Objective - Return the listing below exactly, with the pictures dropped.
====== Data supplied ======
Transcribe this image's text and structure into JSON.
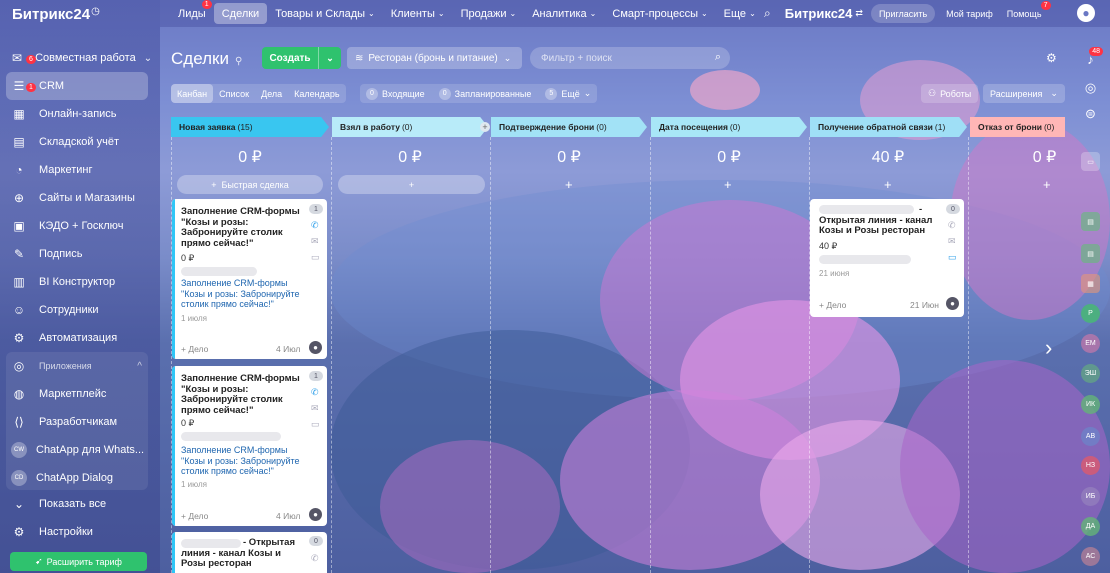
{
  "app": {
    "logo": "Битрикс",
    "logo_ver": "24",
    "logo_mark": "◷"
  },
  "sidebar": {
    "items": [
      {
        "label": "Совместная работа",
        "icon": "chat-bubbles-icon",
        "badge": "6",
        "chevron": "⌄"
      },
      {
        "label": "CRM",
        "icon": "crm-filter-icon",
        "badge": "1"
      },
      {
        "label": "Онлайн-запись",
        "icon": "calendar-icon"
      },
      {
        "label": "Складской учёт",
        "icon": "warehouse-icon"
      },
      {
        "label": "Маркетинг",
        "icon": "megaphone-icon"
      },
      {
        "label": "Сайты и Магазины",
        "icon": "globe-icon"
      },
      {
        "label": "КЭДО + Госключ",
        "icon": "document-key-icon"
      },
      {
        "label": "Подпись",
        "icon": "signature-icon"
      },
      {
        "label": "BI Конструктор",
        "icon": "bar-chart-icon"
      },
      {
        "label": "Сотрудники",
        "icon": "people-icon"
      },
      {
        "label": "Автоматизация",
        "icon": "robot-icon"
      }
    ],
    "apps_section": {
      "label": "Приложения",
      "chevron": "^"
    },
    "apps": [
      {
        "label": "Маркетплейс",
        "icon": "marketplace-icon"
      },
      {
        "label": "Разработчикам",
        "icon": "code-icon"
      },
      {
        "label": "ChatApp для Whats...",
        "avatar": "CW"
      },
      {
        "label": "ChatApp Dialog",
        "avatar": "CD"
      }
    ],
    "show_all": "Показать все",
    "settings": "Настройки",
    "upgrade": "Расширить тариф"
  },
  "topnav": {
    "items": [
      {
        "label": "Лиды",
        "badge": "1"
      },
      {
        "label": "Сделки",
        "active": true
      },
      {
        "label": "Товары и Склады",
        "dd": "⌄"
      },
      {
        "label": "Клиенты",
        "dd": "⌄"
      },
      {
        "label": "Продажи",
        "dd": "⌄"
      },
      {
        "label": "Аналитика",
        "dd": "⌄"
      },
      {
        "label": "Смарт-процессы",
        "dd": "⌄"
      },
      {
        "label": "Еще",
        "dd": "⌄"
      }
    ],
    "brand": "Битрикс24",
    "invite": "Пригласить",
    "tariff": "Мой тариф",
    "help": "Помощь",
    "help_badge": "7"
  },
  "header": {
    "title": "Сделки",
    "create": "Создать",
    "funnel": "Ресторан (бронь и питание)",
    "search_placeholder": "Фильтр + поиск"
  },
  "views": [
    "Канбан",
    "Список",
    "Дела",
    "Календарь"
  ],
  "counters": [
    {
      "n": "0",
      "label": "Входящие"
    },
    {
      "n": "0",
      "label": "Запланированные"
    },
    {
      "n": "5",
      "label": "Ещё"
    }
  ],
  "right_buttons": {
    "robots": "Роботы",
    "extensions": "Расширения"
  },
  "stages": [
    {
      "name": "Новая заявка",
      "count": "(15)",
      "color": "#39c6f0",
      "sum": "0 ₽"
    },
    {
      "name": "Взял в работу",
      "count": "(0)",
      "color": "#b8ebf9",
      "sum": "0 ₽"
    },
    {
      "name": "Подтверждение брони",
      "count": "(0)",
      "color": "#a2e2f6",
      "sum": "0 ₽"
    },
    {
      "name": "Дата посещения",
      "count": "(0)",
      "color": "#a8e6f7",
      "sum": "0 ₽"
    },
    {
      "name": "Получение обратной связи",
      "count": "(1)",
      "color": "#9fdff6",
      "sum": "40 ₽"
    },
    {
      "name": "Отказ от брони",
      "count": "(0)",
      "color": "#ffb6b6",
      "sum": "0 ₽"
    }
  ],
  "quick_deal": "Быстрая сделка",
  "cards": [
    {
      "title": "Заполнение CRM-формы \"Козы и розы: Забронируйте столик прямо сейчас!\"",
      "sum": "0 ₽",
      "link": "Заполнение CRM-формы \"Козы и розы: Забронируйте столик прямо сейчас!\"",
      "date": "1 июля",
      "add": "+ Дело",
      "dt": "4 Июл",
      "badge": "1"
    },
    {
      "title": "Заполнение CRM-формы \"Козы и розы: Забронируйте столик прямо сейчас!\"",
      "sum": "0 ₽",
      "link": "Заполнение CRM-формы \"Козы и розы: Забронируйте столик прямо сейчас!\"",
      "date": "1 июля",
      "add": "+ Дело",
      "dt": "4 Июл",
      "badge": "1"
    },
    {
      "title": "- Открытая линия - канал Козы и Розы ресторан",
      "badge": "0"
    },
    {
      "title": "- Открытая линия - канал Козы и Розы ресторан",
      "sum": "40 ₽",
      "date": "21 июня",
      "add": "+ Дело",
      "dt": "21 Июн",
      "badge": "0"
    }
  ],
  "rail": {
    "notif_badge": "48",
    "avatars": [
      "Р",
      "ЕМ",
      "ЭШ",
      "ИК",
      "АВ",
      "НЗ",
      "ИБ",
      "ДА",
      "АС"
    ]
  }
}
======
Task result -
Transcribe this image's text and structure into JSON.
{
  "app": {
    "logo": "Битрикс",
    "logo_ver": "24",
    "logo_mark": "◷"
  },
  "sidebar": {
    "items": [
      {
        "label": "Совместная работа",
        "icon": "chat-bubbles-icon",
        "badge": "6",
        "chevron": "⌄"
      },
      {
        "label": "CRM",
        "icon": "crm-filter-icon",
        "badge": "1"
      },
      {
        "label": "Онлайн-запись",
        "icon": "calendar-icon"
      },
      {
        "label": "Складской учёт",
        "icon": "warehouse-icon"
      },
      {
        "label": "Маркетинг",
        "icon": "megaphone-icon"
      },
      {
        "label": "Сайты и Магазины",
        "icon": "globe-icon"
      },
      {
        "label": "КЭДО + Госключ",
        "icon": "document-key-icon"
      },
      {
        "label": "Подпись",
        "icon": "signature-icon"
      },
      {
        "label": "BI Конструктор",
        "icon": "bar-chart-icon"
      },
      {
        "label": "Сотрудники",
        "icon": "people-icon"
      },
      {
        "label": "Автоматизация",
        "icon": "robot-icon"
      }
    ],
    "apps_section": {
      "label": "Приложения",
      "chevron": "^"
    },
    "apps": [
      {
        "label": "Маркетплейс",
        "icon": "marketplace-icon"
      },
      {
        "label": "Разработчикам",
        "icon": "code-icon"
      },
      {
        "label": "ChatApp для Whats...",
        "avatar": "CW"
      },
      {
        "label": "ChatApp Dialog",
        "avatar": "CD"
      }
    ],
    "show_all": "Показать все",
    "settings": "Настройки",
    "upgrade": "Расширить тариф"
  },
  "topnav": {
    "items": [
      {
        "label": "Лиды",
        "badge": "1"
      },
      {
        "label": "Сделки",
        "active": true
      },
      {
        "label": "Товары и Склады",
        "dd": "⌄"
      },
      {
        "label": "Клиенты",
        "dd": "⌄"
      },
      {
        "label": "Продажи",
        "dd": "⌄"
      },
      {
        "label": "Аналитика",
        "dd": "⌄"
      },
      {
        "label": "Смарт-процессы",
        "dd": "⌄"
      },
      {
        "label": "Еще",
        "dd": "⌄"
      }
    ],
    "brand": "Битрикс24",
    "invite": "Пригласить",
    "tariff": "Мой тариф",
    "help": "Помощь",
    "help_badge": "7"
  },
  "header": {
    "title": "Сделки",
    "create": "Создать",
    "funnel": "Ресторан (бронь и питание)",
    "search_placeholder": "Фильтр + поиск"
  },
  "views": [
    "Канбан",
    "Список",
    "Дела",
    "Календарь"
  ],
  "counters": [
    {
      "n": "0",
      "label": "Входящие"
    },
    {
      "n": "0",
      "label": "Запланированные"
    },
    {
      "n": "5",
      "label": "Ещё"
    }
  ],
  "right_buttons": {
    "robots": "Роботы",
    "extensions": "Расширения"
  },
  "stages": [
    {
      "name": "Новая заявка",
      "count": "(15)",
      "color": "#39c6f0",
      "sum": "0 ₽"
    },
    {
      "name": "Взял в работу",
      "count": "(0)",
      "color": "#b8ebf9",
      "sum": "0 ₽"
    },
    {
      "name": "Подтверждение брони",
      "count": "(0)",
      "color": "#a2e2f6",
      "sum": "0 ₽"
    },
    {
      "name": "Дата посещения",
      "count": "(0)",
      "color": "#a8e6f7",
      "sum": "0 ₽"
    },
    {
      "name": "Получение обратной связи",
      "count": "(1)",
      "color": "#9fdff6",
      "sum": "40 ₽"
    },
    {
      "name": "Отказ от брони",
      "count": "(0)",
      "color": "#ffb6b6",
      "sum": "0 ₽"
    }
  ],
  "quick_deal": "Быстрая сделка",
  "cards": [
    {
      "title": "Заполнение CRM-формы \"Козы и розы: Забронируйте столик прямо сейчас!\"",
      "sum": "0 ₽",
      "link": "Заполнение CRM-формы \"Козы и розы: Забронируйте столик прямо сейчас!\"",
      "date": "1 июля",
      "add": "+ Дело",
      "dt": "4 Июл",
      "badge": "1"
    },
    {
      "title": "Заполнение CRM-формы \"Козы и розы: Забронируйте столик прямо сейчас!\"",
      "sum": "0 ₽",
      "link": "Заполнение CRM-формы \"Козы и розы: Забронируйте столик прямо сейчас!\"",
      "date": "1 июля",
      "add": "+ Дело",
      "dt": "4 Июл",
      "badge": "1"
    },
    {
      "title": "- Открытая линия - канал Козы и Розы ресторан",
      "badge": "0"
    },
    {
      "title": "- Открытая линия - канал Козы и Розы ресторан",
      "sum": "40 ₽",
      "date": "21 июня",
      "add": "+ Дело",
      "dt": "21 Июн",
      "badge": "0"
    }
  ],
  "rail": {
    "notif_badge": "48",
    "avatars": [
      "Р",
      "ЕМ",
      "ЭШ",
      "ИК",
      "АВ",
      "НЗ",
      "ИБ",
      "ДА",
      "АС"
    ]
  }
}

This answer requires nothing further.